>> Start

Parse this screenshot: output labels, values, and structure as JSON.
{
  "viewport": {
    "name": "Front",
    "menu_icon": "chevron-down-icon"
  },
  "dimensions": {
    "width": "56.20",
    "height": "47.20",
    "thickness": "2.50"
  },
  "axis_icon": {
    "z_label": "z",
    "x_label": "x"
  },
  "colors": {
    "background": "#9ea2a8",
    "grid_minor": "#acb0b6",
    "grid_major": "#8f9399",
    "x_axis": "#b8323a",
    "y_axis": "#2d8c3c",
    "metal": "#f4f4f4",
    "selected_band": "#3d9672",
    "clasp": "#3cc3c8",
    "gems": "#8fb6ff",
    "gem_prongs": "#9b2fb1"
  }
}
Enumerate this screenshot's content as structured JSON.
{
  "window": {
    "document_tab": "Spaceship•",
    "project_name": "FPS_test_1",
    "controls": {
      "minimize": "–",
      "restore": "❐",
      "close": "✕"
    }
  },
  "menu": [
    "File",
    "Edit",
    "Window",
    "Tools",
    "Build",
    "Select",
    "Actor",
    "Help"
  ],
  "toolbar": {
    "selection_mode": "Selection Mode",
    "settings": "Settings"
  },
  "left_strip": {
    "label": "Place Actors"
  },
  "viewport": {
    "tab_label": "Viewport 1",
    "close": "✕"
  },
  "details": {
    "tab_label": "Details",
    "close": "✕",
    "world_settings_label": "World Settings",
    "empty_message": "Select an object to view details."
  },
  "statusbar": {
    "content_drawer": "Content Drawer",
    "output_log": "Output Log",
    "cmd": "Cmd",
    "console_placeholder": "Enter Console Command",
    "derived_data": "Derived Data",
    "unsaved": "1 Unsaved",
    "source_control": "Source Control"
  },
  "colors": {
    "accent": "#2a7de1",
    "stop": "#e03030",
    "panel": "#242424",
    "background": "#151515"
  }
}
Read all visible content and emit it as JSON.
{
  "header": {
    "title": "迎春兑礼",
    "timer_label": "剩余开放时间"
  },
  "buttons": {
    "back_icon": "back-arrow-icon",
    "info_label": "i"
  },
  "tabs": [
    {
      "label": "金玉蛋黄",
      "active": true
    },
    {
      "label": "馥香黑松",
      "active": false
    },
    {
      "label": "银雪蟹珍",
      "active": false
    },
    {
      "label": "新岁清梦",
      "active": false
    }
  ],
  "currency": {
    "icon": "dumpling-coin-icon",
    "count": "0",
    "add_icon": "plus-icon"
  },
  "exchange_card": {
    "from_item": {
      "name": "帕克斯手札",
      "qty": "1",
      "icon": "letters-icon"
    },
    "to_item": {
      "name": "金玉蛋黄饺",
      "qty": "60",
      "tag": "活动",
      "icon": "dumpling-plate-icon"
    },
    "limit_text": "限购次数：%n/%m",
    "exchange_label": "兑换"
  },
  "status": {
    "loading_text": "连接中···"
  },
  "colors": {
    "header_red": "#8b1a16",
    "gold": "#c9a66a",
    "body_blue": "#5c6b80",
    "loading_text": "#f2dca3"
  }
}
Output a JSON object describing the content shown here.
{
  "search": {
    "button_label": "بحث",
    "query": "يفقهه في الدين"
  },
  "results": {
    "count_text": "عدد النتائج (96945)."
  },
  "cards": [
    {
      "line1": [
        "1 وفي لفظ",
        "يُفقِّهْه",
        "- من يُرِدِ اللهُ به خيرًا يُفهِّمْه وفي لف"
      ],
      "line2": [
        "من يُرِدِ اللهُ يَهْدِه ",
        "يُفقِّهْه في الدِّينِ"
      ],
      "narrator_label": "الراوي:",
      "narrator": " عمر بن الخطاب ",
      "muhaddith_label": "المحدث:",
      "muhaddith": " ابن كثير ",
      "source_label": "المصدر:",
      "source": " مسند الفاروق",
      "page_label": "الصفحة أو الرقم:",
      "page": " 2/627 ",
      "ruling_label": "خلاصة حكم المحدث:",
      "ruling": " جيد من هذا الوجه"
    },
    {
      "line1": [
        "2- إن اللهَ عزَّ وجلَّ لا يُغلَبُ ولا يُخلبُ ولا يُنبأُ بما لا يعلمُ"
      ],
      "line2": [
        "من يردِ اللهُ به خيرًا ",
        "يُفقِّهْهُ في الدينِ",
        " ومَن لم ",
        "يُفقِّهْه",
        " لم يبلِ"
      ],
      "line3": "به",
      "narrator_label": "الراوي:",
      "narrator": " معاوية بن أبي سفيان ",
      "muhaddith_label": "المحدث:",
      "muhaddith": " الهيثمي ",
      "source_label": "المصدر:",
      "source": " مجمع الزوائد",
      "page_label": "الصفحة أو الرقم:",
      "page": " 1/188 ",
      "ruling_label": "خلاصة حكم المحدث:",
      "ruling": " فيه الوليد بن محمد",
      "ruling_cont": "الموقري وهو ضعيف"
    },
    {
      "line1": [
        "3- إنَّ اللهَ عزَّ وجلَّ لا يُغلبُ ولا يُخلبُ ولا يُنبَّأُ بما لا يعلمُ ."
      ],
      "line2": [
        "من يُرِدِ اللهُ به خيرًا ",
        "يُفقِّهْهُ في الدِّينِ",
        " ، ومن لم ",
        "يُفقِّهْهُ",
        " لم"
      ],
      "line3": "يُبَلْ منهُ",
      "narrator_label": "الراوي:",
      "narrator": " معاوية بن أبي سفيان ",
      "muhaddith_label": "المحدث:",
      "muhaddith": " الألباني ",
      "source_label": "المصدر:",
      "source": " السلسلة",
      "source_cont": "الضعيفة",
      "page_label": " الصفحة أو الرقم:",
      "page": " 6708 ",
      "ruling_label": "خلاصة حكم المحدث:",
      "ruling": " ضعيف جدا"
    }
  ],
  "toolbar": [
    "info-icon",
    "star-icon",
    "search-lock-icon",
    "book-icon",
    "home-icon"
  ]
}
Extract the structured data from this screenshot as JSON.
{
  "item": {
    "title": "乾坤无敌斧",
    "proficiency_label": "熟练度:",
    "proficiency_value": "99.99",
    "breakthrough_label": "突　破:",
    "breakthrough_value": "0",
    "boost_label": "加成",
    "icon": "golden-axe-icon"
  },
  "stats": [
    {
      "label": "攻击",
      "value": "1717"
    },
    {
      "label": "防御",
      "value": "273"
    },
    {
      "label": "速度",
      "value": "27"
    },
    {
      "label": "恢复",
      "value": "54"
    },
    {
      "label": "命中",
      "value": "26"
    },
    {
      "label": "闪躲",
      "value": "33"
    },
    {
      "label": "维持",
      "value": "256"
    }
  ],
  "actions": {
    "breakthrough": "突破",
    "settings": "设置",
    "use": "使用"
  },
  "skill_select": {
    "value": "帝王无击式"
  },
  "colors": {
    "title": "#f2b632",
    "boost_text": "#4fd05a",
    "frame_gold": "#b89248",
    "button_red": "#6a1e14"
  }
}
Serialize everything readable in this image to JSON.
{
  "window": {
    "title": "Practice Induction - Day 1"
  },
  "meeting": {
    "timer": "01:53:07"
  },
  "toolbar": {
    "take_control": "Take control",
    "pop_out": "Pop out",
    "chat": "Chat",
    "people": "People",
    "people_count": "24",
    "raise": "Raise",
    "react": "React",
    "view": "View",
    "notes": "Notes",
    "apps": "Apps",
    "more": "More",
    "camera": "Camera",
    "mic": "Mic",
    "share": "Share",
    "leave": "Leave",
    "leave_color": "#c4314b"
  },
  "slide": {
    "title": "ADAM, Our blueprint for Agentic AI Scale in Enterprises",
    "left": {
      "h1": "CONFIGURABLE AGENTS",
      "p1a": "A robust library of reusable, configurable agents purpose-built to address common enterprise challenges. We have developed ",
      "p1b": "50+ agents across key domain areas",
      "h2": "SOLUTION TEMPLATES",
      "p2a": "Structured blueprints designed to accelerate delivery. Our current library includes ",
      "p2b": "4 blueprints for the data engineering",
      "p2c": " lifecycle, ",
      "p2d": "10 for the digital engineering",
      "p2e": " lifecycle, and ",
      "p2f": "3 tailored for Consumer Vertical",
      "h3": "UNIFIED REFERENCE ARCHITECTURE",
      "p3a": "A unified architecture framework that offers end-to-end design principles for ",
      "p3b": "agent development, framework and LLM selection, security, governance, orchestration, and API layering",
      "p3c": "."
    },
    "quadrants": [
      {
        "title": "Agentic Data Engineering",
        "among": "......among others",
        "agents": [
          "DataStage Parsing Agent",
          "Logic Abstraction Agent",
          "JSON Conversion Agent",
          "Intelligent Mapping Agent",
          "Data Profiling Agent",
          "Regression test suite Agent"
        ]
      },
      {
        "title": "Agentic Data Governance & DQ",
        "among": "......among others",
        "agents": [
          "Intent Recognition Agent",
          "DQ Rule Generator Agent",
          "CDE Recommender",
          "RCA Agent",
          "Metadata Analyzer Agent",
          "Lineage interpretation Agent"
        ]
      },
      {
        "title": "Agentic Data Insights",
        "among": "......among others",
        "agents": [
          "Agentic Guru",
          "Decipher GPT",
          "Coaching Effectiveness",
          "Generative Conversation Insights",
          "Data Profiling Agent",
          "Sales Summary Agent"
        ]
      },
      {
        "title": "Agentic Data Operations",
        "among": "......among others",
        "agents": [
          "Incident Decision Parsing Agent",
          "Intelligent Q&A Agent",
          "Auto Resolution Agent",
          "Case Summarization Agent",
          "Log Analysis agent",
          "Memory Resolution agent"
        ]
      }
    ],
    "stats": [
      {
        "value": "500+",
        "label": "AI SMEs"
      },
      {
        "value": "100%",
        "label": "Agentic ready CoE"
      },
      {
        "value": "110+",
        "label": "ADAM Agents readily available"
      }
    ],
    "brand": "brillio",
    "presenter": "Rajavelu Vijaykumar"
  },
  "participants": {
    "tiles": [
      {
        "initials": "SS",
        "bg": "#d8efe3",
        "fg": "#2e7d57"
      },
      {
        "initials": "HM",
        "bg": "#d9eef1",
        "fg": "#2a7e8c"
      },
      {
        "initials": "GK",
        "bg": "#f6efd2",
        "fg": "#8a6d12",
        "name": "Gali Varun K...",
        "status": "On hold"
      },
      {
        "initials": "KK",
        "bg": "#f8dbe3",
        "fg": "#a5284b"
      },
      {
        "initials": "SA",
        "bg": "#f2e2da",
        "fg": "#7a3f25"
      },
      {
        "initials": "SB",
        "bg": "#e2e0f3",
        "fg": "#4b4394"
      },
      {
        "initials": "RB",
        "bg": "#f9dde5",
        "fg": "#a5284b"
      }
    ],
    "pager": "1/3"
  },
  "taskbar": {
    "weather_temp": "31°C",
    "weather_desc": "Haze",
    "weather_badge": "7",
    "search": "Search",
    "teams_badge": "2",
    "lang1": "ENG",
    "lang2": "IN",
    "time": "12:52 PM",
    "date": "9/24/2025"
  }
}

>> End

Gather every line from the listing above in which the word "Parsing" appears.

→ Written response:
          "DataStage Parsing Agent",
          "Incident Decision Parsing Agent",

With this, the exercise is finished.